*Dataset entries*
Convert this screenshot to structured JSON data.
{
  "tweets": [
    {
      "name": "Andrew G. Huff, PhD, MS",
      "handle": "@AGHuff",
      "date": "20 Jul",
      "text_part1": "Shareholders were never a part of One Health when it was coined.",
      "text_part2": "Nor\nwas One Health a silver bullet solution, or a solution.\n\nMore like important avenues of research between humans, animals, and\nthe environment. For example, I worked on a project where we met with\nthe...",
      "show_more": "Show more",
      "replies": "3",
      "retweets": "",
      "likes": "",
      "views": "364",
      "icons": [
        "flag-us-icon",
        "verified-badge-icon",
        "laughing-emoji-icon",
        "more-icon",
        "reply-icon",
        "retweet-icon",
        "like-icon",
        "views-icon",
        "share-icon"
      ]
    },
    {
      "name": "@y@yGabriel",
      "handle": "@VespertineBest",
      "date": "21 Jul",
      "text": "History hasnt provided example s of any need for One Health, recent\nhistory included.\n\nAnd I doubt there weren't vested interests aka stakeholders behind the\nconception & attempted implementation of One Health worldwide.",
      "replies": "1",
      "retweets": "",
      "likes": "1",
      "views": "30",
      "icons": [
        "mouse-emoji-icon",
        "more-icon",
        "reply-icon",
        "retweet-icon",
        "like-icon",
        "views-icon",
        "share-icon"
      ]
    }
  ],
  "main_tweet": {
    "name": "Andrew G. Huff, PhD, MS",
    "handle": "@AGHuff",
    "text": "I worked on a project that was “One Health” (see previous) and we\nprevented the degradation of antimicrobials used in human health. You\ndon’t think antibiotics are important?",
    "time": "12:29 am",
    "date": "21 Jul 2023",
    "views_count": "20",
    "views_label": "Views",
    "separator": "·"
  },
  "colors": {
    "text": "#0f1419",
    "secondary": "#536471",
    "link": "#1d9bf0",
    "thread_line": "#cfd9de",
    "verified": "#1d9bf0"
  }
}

*WORK TO COMPLETE*
Collect, from the material above, every line containing the word "important".

*SOLUTION BELOW*
      "text_part2": "Nor\nwas One Health a silver bullet solution, or a solution.\n\nMore like important avenues of research between humans, animals, and\nthe environment. For example, I worked on a project where we met with\nthe...",
    "text": "I worked on a project that was “One Health” (see previous) and we\nprevented the degradation of antimicrobials used in human health. You\ndon’t think antibiotics are important?",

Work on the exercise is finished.